## Aim of the task
State how many lines contain the string "making", and write nothing else.

## Raw data
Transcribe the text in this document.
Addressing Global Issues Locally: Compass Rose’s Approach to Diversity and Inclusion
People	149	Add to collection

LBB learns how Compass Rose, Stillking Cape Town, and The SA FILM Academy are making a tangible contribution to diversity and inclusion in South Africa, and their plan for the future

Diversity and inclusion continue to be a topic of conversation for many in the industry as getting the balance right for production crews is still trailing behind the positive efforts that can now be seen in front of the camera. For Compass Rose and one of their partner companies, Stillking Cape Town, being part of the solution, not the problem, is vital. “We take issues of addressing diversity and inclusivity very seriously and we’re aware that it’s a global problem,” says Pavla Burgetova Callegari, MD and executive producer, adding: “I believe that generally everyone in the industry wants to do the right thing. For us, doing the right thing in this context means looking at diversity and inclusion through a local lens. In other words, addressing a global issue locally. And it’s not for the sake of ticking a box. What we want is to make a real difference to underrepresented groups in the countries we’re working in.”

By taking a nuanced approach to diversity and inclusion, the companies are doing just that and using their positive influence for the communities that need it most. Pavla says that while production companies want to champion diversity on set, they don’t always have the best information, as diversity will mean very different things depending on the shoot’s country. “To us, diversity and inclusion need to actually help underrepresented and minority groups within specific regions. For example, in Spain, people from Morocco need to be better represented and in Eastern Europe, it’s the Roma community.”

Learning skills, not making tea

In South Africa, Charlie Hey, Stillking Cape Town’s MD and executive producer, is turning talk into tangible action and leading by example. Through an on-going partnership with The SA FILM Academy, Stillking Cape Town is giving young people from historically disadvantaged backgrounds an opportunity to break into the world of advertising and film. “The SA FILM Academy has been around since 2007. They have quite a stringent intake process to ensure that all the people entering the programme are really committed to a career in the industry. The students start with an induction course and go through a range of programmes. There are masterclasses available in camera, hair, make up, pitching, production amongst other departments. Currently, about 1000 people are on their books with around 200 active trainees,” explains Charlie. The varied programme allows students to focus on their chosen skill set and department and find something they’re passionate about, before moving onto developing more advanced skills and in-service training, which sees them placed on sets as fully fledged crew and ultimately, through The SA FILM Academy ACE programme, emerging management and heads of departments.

## Exercise output
2